* [Material to process]:
----
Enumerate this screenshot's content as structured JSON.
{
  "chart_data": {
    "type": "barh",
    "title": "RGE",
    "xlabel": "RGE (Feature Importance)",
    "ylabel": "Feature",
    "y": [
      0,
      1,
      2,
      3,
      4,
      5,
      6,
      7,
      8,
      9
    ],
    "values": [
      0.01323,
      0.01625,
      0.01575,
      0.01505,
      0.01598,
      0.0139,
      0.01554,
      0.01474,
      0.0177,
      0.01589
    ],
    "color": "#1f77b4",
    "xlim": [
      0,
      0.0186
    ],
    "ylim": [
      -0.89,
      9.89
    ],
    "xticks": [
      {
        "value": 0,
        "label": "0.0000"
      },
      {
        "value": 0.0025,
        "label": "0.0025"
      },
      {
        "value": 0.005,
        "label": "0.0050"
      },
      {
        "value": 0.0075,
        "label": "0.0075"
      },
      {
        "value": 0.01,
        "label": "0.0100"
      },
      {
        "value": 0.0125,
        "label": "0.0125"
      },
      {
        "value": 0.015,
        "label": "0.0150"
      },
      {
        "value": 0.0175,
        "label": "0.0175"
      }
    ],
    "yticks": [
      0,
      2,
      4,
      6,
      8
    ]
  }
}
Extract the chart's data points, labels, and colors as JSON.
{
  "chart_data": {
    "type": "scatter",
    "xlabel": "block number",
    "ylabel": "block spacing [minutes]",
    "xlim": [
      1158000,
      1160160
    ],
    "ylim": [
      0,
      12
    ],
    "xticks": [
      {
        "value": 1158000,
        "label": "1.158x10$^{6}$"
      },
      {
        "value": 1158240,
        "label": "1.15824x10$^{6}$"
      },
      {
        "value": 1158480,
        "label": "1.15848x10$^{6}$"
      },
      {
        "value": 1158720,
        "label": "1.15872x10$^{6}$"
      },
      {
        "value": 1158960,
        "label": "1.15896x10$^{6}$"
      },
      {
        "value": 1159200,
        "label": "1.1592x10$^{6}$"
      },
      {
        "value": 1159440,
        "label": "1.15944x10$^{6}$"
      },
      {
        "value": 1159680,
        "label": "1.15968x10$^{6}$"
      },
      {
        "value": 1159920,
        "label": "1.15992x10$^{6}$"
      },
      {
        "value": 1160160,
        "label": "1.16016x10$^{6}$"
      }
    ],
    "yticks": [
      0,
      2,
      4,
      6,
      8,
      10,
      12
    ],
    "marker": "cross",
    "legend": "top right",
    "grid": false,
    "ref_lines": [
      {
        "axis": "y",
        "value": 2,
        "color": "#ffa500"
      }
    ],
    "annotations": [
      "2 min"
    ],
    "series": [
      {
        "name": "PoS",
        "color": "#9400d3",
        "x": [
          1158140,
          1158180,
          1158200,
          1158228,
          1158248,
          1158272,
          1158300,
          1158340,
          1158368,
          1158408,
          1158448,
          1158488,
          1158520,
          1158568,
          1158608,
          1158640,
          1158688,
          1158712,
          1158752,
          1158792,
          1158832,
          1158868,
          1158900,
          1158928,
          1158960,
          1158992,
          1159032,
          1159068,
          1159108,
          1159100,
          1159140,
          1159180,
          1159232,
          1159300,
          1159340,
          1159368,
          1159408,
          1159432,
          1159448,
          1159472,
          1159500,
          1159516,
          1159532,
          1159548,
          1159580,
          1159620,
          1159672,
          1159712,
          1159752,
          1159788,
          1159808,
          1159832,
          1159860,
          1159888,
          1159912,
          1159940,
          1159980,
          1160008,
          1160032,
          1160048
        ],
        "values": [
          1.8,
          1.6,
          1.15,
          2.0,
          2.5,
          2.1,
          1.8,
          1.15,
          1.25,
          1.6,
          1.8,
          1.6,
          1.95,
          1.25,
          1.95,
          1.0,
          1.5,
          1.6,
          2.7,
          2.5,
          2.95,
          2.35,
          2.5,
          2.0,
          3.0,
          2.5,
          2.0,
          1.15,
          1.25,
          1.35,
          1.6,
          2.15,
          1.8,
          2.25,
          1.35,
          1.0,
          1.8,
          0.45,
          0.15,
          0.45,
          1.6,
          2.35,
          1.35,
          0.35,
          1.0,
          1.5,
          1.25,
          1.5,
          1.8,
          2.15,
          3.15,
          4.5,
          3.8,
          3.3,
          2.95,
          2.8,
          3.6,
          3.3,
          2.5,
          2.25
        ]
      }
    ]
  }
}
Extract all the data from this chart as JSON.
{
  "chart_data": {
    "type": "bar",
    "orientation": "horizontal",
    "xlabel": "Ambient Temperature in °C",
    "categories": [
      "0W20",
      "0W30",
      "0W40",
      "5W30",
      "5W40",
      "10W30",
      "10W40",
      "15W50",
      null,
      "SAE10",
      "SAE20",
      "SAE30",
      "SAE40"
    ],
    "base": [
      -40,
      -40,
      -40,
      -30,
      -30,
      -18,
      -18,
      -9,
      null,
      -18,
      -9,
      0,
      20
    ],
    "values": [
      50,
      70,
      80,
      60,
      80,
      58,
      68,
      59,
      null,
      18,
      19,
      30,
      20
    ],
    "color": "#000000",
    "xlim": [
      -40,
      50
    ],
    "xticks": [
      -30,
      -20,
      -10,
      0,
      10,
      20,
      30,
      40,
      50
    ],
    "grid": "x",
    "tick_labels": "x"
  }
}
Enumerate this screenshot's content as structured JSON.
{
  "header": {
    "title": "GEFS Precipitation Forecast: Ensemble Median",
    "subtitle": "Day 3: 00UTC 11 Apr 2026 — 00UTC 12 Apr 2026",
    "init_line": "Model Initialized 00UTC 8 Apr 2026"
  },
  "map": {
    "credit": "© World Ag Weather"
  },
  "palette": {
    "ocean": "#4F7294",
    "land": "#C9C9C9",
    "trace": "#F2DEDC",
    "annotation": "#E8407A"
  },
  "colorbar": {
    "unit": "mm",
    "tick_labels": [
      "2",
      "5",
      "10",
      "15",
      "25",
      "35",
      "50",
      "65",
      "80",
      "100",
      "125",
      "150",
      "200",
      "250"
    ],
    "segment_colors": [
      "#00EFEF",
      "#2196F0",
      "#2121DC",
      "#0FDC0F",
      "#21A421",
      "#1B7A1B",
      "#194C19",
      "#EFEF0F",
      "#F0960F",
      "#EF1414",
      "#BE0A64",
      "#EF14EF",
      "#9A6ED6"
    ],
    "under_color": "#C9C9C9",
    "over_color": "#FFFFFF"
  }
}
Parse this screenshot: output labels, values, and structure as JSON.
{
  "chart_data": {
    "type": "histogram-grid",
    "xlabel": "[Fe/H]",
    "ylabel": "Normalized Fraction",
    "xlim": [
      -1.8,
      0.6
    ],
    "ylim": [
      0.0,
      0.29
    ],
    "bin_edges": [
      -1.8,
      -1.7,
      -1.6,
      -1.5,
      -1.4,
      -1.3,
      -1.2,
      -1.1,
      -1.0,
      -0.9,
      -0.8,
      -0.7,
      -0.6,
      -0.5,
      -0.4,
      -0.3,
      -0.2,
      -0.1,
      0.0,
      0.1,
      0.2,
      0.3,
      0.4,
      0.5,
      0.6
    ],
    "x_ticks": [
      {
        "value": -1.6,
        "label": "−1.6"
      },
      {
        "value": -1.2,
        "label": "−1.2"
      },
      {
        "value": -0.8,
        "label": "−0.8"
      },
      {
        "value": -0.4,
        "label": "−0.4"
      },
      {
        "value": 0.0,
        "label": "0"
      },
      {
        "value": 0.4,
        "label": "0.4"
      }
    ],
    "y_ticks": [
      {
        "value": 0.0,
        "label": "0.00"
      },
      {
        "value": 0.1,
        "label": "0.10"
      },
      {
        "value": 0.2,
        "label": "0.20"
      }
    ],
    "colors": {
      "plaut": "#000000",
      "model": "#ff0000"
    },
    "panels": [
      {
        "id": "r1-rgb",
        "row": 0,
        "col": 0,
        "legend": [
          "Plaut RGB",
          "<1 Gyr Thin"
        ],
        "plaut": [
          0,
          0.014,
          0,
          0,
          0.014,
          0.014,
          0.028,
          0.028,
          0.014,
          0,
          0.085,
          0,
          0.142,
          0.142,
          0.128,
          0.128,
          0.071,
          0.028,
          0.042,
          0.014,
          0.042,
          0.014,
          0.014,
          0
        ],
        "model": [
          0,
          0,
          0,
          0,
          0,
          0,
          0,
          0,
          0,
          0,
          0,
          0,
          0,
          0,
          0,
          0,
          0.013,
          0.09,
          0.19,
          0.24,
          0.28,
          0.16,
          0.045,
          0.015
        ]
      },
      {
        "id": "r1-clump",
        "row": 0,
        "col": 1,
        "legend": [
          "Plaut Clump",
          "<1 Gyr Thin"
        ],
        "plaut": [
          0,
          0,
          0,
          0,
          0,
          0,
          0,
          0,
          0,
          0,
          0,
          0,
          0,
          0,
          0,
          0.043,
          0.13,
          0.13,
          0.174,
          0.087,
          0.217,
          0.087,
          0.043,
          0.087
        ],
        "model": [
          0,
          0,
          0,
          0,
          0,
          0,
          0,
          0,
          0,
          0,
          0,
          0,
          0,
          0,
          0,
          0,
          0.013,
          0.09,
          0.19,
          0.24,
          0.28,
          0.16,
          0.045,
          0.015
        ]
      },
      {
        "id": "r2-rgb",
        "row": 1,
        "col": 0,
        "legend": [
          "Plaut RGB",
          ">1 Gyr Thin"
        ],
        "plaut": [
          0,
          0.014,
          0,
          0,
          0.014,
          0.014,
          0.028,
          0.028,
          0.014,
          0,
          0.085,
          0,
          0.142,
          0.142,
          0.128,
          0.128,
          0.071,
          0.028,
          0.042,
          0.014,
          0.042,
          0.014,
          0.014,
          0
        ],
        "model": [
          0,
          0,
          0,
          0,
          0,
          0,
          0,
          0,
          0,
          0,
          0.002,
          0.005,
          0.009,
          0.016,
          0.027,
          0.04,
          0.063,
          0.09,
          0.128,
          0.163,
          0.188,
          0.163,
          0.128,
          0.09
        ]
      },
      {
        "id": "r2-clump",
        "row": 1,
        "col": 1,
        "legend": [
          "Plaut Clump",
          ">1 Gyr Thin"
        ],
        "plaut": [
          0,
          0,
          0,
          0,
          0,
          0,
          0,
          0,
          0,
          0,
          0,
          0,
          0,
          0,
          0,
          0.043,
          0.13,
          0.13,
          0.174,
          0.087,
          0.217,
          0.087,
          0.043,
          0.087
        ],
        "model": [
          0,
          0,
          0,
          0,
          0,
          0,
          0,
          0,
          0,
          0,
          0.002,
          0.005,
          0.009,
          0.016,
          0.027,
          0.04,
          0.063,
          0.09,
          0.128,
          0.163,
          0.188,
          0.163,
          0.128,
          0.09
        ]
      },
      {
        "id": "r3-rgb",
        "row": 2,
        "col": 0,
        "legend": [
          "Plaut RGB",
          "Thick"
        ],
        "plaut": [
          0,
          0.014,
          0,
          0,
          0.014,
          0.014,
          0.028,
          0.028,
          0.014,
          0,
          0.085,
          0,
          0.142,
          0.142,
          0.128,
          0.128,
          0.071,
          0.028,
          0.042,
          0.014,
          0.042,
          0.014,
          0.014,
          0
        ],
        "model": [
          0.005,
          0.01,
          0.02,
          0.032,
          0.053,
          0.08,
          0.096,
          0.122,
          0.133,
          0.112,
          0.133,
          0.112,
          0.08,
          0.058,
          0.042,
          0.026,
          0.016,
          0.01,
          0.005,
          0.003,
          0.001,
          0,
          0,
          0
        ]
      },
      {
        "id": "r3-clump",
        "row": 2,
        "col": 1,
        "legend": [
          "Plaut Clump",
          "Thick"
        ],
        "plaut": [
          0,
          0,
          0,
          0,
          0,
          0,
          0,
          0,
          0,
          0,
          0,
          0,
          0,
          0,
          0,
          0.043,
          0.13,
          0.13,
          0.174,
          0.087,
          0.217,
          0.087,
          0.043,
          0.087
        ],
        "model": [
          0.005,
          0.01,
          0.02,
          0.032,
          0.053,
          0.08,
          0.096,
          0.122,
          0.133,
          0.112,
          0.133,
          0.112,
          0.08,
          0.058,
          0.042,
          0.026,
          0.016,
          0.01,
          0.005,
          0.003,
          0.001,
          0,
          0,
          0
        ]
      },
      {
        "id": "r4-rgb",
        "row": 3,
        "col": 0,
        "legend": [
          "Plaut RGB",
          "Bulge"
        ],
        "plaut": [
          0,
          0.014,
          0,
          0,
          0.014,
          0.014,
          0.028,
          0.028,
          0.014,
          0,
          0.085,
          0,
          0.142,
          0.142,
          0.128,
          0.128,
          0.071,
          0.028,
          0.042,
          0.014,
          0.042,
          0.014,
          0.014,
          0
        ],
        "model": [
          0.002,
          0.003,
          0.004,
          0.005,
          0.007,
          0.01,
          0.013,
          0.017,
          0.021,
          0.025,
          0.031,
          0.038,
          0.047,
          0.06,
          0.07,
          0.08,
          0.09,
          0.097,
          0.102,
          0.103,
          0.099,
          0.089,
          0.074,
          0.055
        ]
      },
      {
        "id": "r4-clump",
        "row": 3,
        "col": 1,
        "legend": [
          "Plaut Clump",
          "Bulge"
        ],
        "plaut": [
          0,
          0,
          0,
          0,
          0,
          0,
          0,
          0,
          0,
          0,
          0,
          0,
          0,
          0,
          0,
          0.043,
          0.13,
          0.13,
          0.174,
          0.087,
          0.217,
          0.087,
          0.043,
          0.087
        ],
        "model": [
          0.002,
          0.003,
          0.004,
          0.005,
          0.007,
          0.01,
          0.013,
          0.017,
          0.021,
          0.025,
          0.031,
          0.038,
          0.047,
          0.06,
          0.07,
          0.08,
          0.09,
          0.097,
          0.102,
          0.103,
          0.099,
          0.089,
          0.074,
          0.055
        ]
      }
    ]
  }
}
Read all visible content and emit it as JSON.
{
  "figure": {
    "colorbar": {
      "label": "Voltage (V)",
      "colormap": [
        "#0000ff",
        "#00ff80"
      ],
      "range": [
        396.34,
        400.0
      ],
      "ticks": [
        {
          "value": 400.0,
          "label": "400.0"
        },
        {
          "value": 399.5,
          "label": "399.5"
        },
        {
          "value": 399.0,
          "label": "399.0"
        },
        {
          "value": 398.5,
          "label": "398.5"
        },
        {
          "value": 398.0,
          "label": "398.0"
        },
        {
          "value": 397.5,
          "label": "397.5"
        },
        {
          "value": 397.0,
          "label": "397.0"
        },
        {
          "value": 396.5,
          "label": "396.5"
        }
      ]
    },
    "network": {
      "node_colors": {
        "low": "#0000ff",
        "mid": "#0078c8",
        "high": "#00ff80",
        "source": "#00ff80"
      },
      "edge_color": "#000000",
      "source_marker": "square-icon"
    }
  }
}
----
* [Written request]:
Write down every line of the data above that includes the string "Extract".

* [Response to this task]:
Extract the chart's data points, labels, and colors as JSON.
Extract all the data from this chart as JSON.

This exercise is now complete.